What you will do —
What you return must match the data below exactly, minus any pictures.

Document page image records —
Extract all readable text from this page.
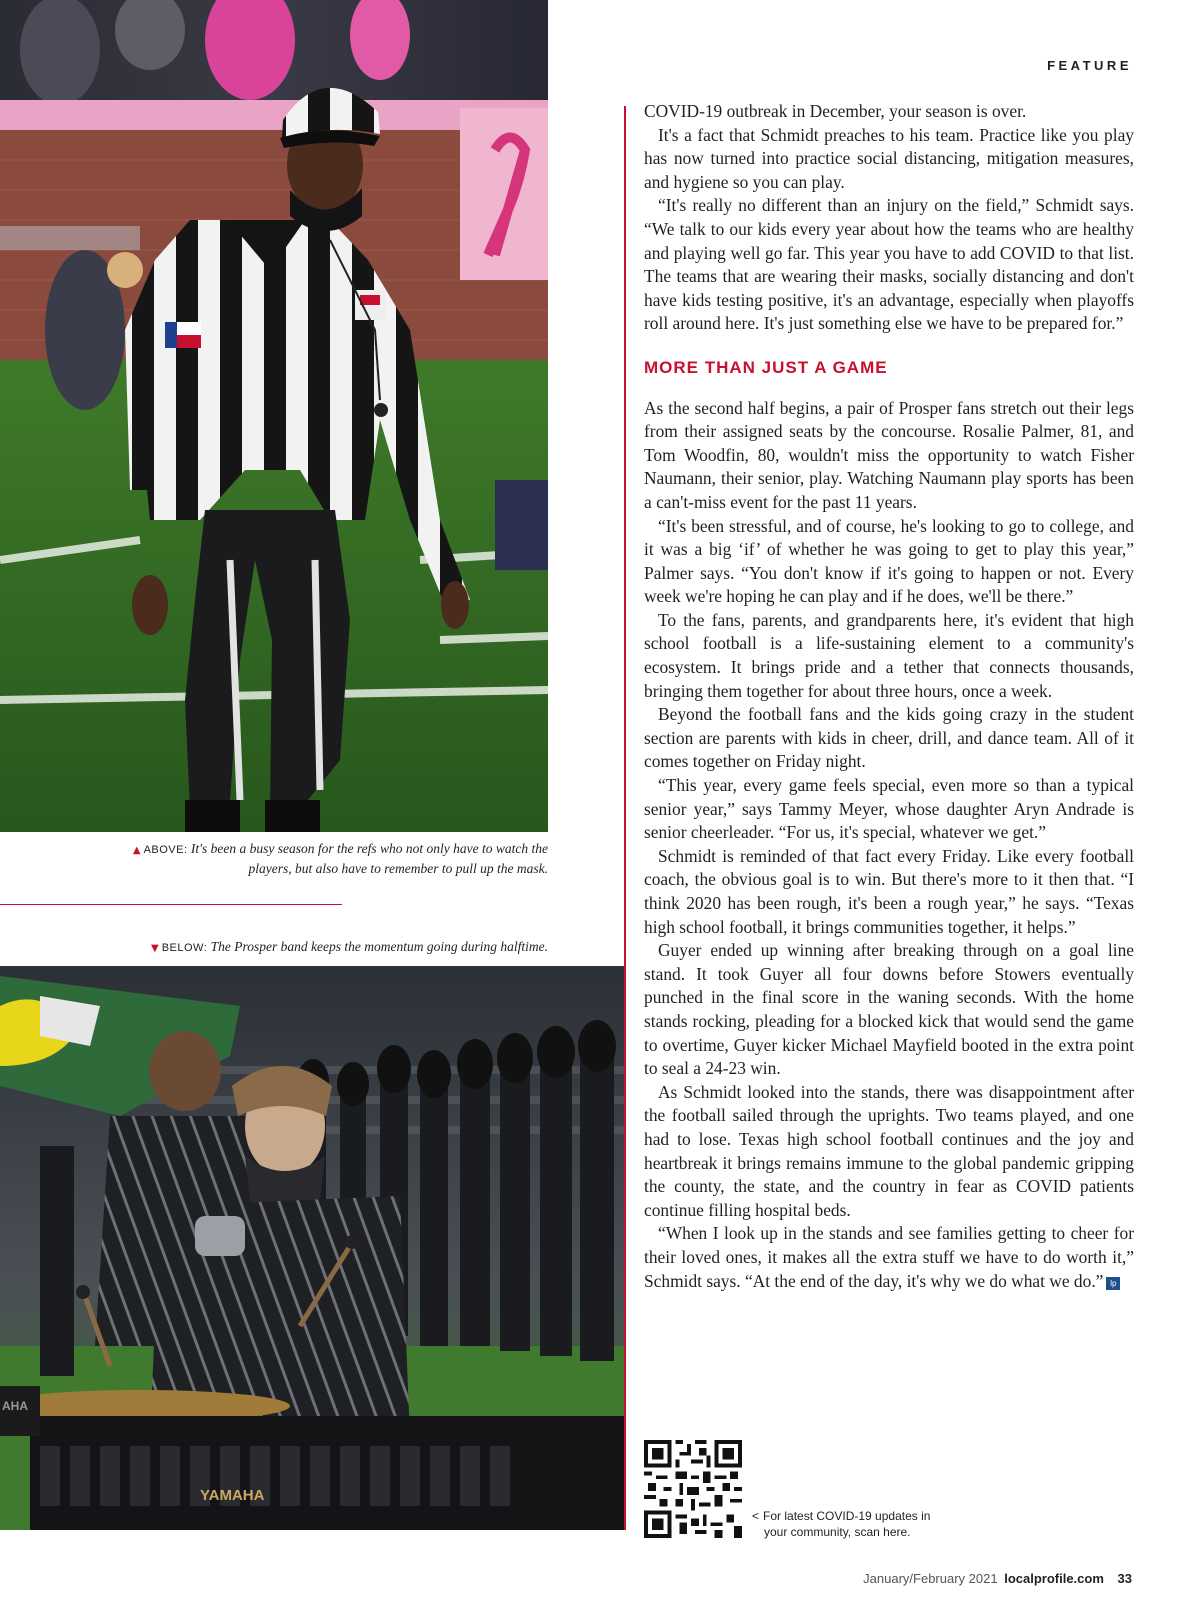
▲ ABOVE: It's been a busy season for the refs who not only have to watch the players, but also have to remember to pull up the mask.
▼ BELOW: The Prosper band keeps the momentum going during halftime.
YAMAHA
AHA
FEATURE

COVID-19 outbreak in December, your season is over.

It's a fact that Schmidt preaches to his team. Practice like you play has now turned into practice social distancing, mitigation measures, and hygiene so you can play.

“It's really no different than an injury on the field,” Schmidt says. “We talk to our kids every year about how the teams who are healthy and playing well go far. This year you have to add COVID to that list. The teams that are wearing their masks, socially distancing and don't have kids testing positive, it's an advantage, especially when playoffs roll around here. It's just something else we have to be prepared for.”

MORE THAN JUST A GAME

As the second half begins, a pair of Prosper fans stretch out their legs from their assigned seats by the concourse. Rosalie Palmer, 81, and Tom Woodfin, 80, wouldn't miss the opportunity to watch Fisher Naumann, their senior, play. Watching Naumann play sports has been a can't-miss event for the past 11 years.

“It's been stressful, and of course, he's looking to go to college, and it was a big ‘if’ of whether he was going to get to play this year,” Palmer says. “You don't know if it's going to happen or not. Every week we're hoping he can play and if he does, we'll be there.”

To the fans, parents, and grandparents here, it's evident that high school football is a life-sustaining element to a community's ecosystem. It brings pride and a tether that connects thousands, bringing them together for about three hours, once a week.

Beyond the football fans and the kids going crazy in the student section are parents with kids in cheer, drill, and dance team. All of it comes together on Friday night.

“This year, every game feels special, even more so than a typical senior year,” says Tammy Meyer, whose daughter Aryn Andrade is senior cheerleader. “For us, it's special, whatever we get.”

Schmidt is reminded of that fact every Friday. Like every football coach, the obvious goal is to win. But there's more to it then that. “I think 2020 has been rough, it's been a rough year,” he says. “Texas high school football, it brings communities together, it helps.”

Guyer ended up winning after breaking through on a goal line stand. It took Guyer all four downs before Stowers eventually punched in the final score in the waning seconds. With the home stands rocking, pleading for a blocked kick that would send the game to overtime, Guyer kicker Michael Mayfield booted in the extra point to seal a 24-23 win.

As Schmidt looked into the stands, there was disappointment after the football sailed through the uprights. Two teams played, and one had to lose. Texas high school football continues and the joy and heartbreak it brings remains immune to the global pandemic gripping the county, the state, and the country in fear as COVID patients continue filling hospital beds.

“When I look up in the stands and see families getting to cheer for their loved ones, it makes all the extra stuff we have to do worth it,” Schmidt says. “At the end of the day, it's why we do what we do.” lp

< For latest COVID-19 updates in
your community, scan here.
January/February 2021 localprofile.com 33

Solution below —
Extract all readable text from this page.
▲ ABOVE: It's been a busy season for the refs who not only have to watch the players, but also have to remember to pull up the mask.
▼ BELOW: The Prosper band keeps the momentum going during halftime.
YAMAHA
AHA
FEATURE

COVID-19 outbreak in December, your season is over.

It's a fact that Schmidt preaches to his team. Practice like you play has now turned into practice social distancing, mitigation measures, and hygiene so you can play.

“It's really no different than an injury on the field,” Schmidt says. “We talk to our kids every year about how the teams who are healthy and playing well go far. This year you have to add COVID to that list. The teams that are wearing their masks, socially distancing and don't have kids testing positive, it's an advantage, especially when playoffs roll around here. It's just something else we have to be prepared for.”

MORE THAN JUST A GAME

As the second half begins, a pair of Prosper fans stretch out their legs from their assigned seats by the concourse. Rosalie Palmer, 81, and Tom Woodfin, 80, wouldn't miss the opportunity to watch Fisher Naumann, their senior, play. Watching Naumann play sports has been a can't-miss event for the past 11 years.

“It's been stressful, and of course, he's looking to go to college, and it was a big ‘if’ of whether he was going to get to play this year,” Palmer says. “You don't know if it's going to happen or not. Every week we're hoping he can play and if he does, we'll be there.”

To the fans, parents, and grandparents here, it's evident that high school football is a life-sustaining element to a community's ecosystem. It brings pride and a tether that connects thousands, bringing them together for about three hours, once a week.

Beyond the football fans and the kids going crazy in the student section are parents with kids in cheer, drill, and dance team. All of it comes together on Friday night.

“This year, every game feels special, even more so than a typical senior year,” says Tammy Meyer, whose daughter Aryn Andrade is senior cheerleader. “For us, it's special, whatever we get.”

Schmidt is reminded of that fact every Friday. Like every football coach, the obvious goal is to win. But there's more to it then that. “I think 2020 has been rough, it's been a rough year,” he says. “Texas high school football, it brings communities together, it helps.”

Guyer ended up winning after breaking through on a goal line stand. It took Guyer all four downs before Stowers eventually punched in the final score in the waning seconds. With the home stands rocking, pleading for a blocked kick that would send the game to overtime, Guyer kicker Michael Mayfield booted in the extra point to seal a 24-23 win.

As Schmidt looked into the stands, there was disappointment after the football sailed through the uprights. Two teams played, and one had to lose. Texas high school football continues and the joy and heartbreak it brings remains immune to the global pandemic gripping the county, the state, and the country in fear as COVID patients continue filling hospital beds.

“When I look up in the stands and see families getting to cheer for their loved ones, it makes all the extra stuff we have to do worth it,” Schmidt says. “At the end of the day, it's why we do what we do.” lp

< For latest COVID-19 updates in
your community, scan here.
January/February 2021 localprofile.com 33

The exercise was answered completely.